**AIM OF THE EXERCISE**
Take every line from the data that has the word "strategy" in it.

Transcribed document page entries
------------------------------

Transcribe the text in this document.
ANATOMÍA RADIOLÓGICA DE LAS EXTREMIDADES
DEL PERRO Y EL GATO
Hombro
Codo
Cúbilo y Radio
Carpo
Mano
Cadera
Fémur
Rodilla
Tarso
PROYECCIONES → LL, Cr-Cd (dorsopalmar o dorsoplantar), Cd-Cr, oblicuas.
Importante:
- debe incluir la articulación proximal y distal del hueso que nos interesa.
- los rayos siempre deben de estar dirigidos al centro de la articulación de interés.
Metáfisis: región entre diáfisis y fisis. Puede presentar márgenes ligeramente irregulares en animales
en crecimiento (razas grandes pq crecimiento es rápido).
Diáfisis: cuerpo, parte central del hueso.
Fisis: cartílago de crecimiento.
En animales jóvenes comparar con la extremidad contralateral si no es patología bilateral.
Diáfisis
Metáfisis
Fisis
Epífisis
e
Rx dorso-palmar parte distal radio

------------------------------

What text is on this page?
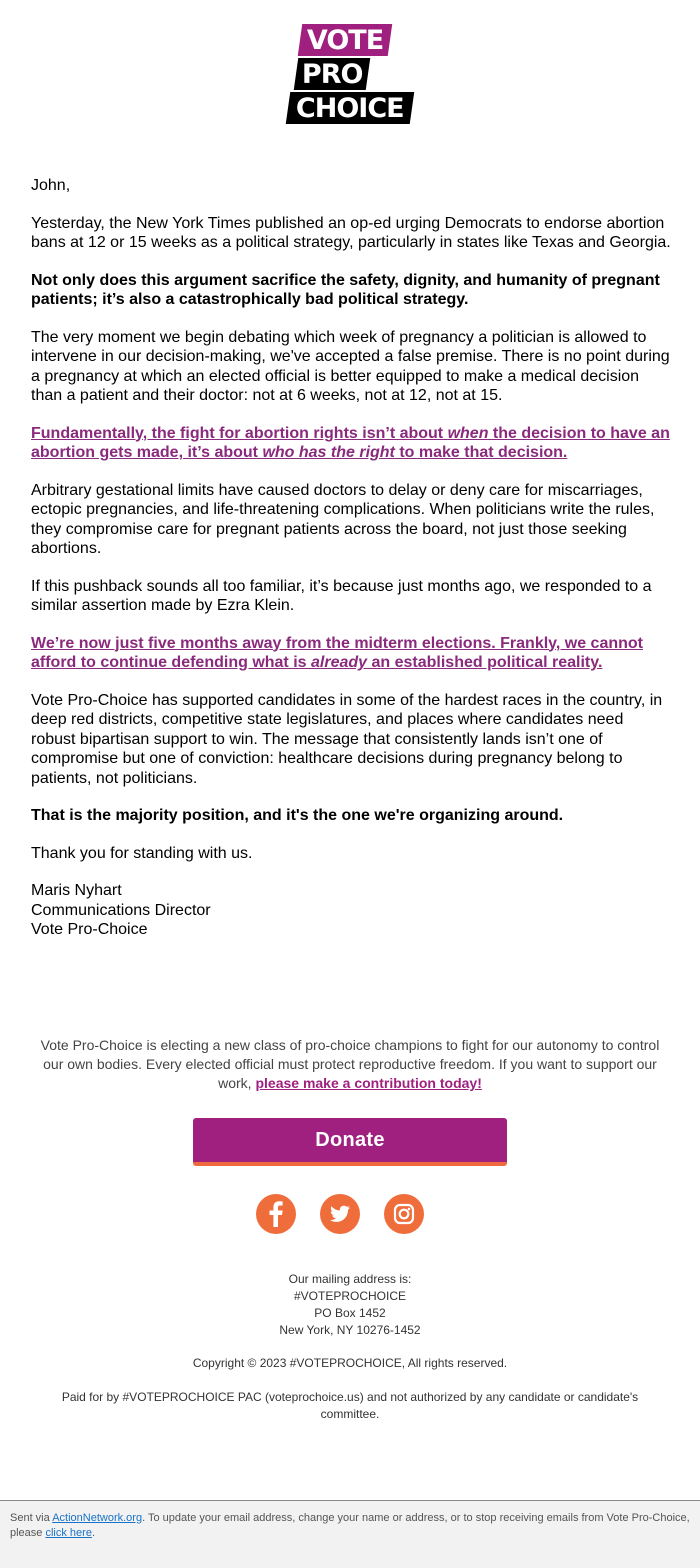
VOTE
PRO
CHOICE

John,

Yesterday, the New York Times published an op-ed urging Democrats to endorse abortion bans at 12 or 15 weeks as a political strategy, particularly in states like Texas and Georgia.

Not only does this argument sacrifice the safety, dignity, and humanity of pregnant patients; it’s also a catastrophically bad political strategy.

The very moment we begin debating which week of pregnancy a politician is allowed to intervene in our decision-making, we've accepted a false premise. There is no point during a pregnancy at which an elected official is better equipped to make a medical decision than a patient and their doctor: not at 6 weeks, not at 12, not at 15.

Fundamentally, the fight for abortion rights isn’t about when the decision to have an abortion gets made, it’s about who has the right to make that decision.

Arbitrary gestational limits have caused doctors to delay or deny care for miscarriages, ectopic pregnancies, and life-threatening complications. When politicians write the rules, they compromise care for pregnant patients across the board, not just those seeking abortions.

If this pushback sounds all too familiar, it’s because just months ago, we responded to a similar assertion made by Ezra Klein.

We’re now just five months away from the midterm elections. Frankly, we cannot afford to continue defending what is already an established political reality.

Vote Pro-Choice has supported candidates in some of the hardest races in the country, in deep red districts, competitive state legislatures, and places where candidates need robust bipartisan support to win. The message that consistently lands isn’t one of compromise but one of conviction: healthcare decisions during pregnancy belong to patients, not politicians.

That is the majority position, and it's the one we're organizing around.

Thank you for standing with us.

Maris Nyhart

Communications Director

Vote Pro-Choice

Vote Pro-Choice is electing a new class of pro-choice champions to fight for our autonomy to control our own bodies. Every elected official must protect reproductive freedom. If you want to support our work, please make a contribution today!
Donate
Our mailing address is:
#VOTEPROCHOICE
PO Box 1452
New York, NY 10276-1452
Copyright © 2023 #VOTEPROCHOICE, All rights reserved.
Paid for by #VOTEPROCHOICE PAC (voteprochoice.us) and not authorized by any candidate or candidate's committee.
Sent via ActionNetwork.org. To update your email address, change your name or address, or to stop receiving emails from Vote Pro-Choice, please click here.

------------------------------

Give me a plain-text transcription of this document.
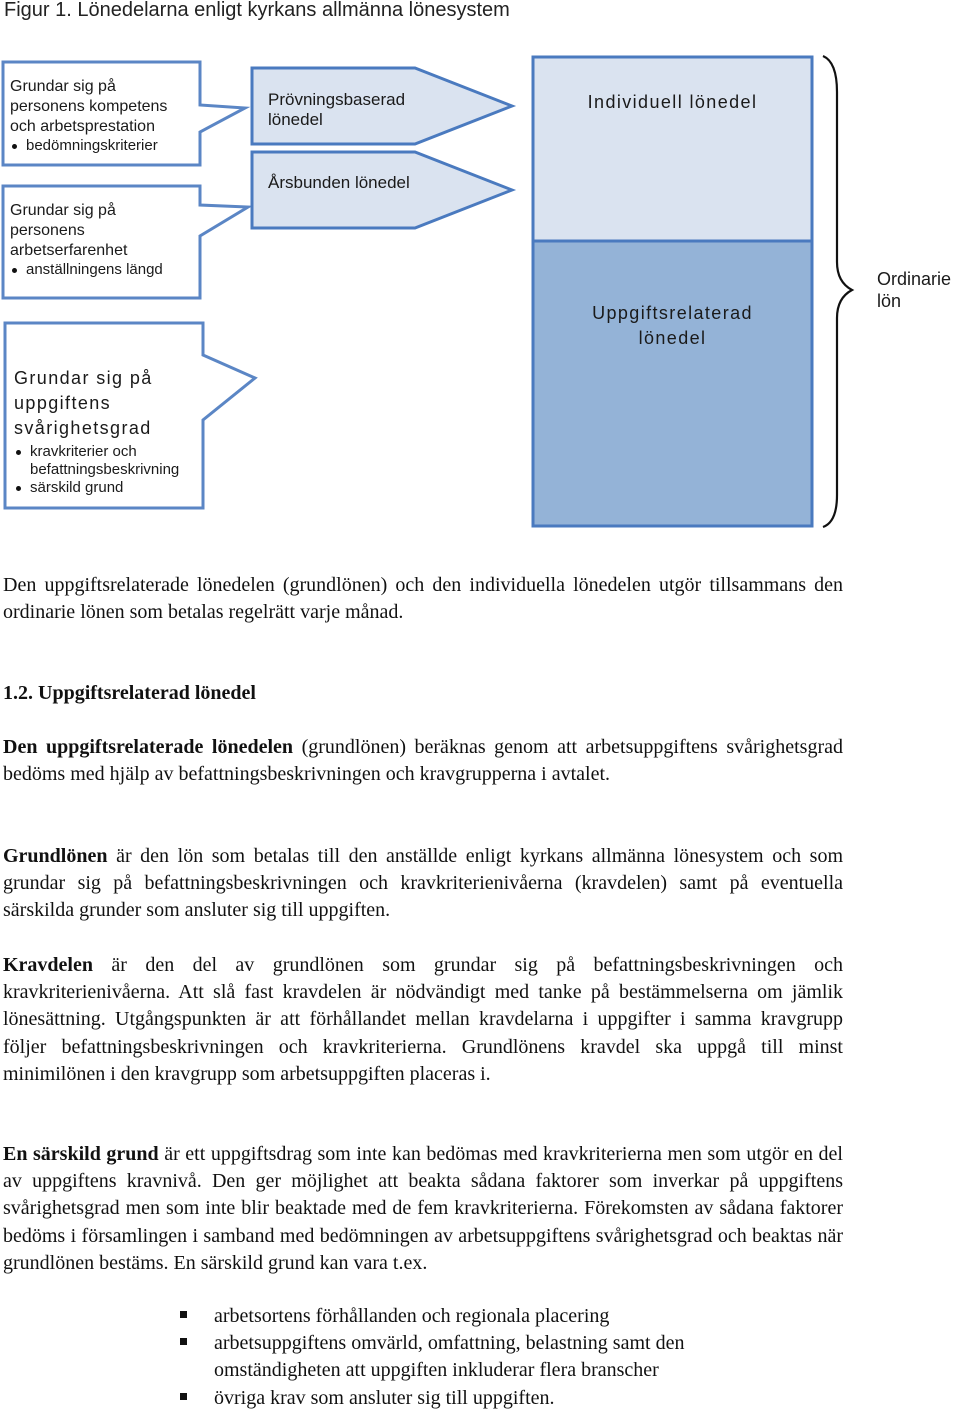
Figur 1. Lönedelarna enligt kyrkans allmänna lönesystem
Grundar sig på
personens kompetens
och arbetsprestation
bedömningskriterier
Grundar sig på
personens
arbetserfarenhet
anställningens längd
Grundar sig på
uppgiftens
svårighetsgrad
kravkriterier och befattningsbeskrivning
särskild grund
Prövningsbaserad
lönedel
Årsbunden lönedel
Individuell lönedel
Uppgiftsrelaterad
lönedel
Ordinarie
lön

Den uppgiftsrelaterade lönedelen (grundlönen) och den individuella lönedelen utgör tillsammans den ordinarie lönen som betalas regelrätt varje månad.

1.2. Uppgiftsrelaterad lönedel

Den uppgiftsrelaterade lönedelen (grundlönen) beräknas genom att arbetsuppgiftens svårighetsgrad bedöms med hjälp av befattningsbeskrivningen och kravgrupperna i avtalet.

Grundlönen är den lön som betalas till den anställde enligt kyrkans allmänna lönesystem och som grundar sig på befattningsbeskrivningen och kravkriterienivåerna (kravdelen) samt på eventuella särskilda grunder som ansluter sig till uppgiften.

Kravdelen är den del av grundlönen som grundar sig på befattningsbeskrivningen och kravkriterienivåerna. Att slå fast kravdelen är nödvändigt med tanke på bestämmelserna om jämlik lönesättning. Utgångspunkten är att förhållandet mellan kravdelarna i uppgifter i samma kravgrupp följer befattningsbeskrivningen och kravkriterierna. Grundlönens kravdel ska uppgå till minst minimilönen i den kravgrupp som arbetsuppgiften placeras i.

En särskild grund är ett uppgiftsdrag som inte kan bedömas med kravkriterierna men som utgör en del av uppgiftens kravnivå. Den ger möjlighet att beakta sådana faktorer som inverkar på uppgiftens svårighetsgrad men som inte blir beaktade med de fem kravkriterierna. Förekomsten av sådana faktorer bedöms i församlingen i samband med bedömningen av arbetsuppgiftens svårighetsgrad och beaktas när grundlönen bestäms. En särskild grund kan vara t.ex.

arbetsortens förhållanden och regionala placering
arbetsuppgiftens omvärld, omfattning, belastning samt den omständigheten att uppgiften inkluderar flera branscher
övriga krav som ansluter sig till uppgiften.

------------------------------

**PROBLEM SOLUTION**
Yesterday, the New York Times published an op-ed urging Democrats to endorse abortion bans at 12 or 15 weeks as a political strategy, particularly in states like Texas and Georgia.
Not only does this argument sacrifice the safety, dignity, and humanity of pregnant patients; it’s also a catastrophically bad political strategy.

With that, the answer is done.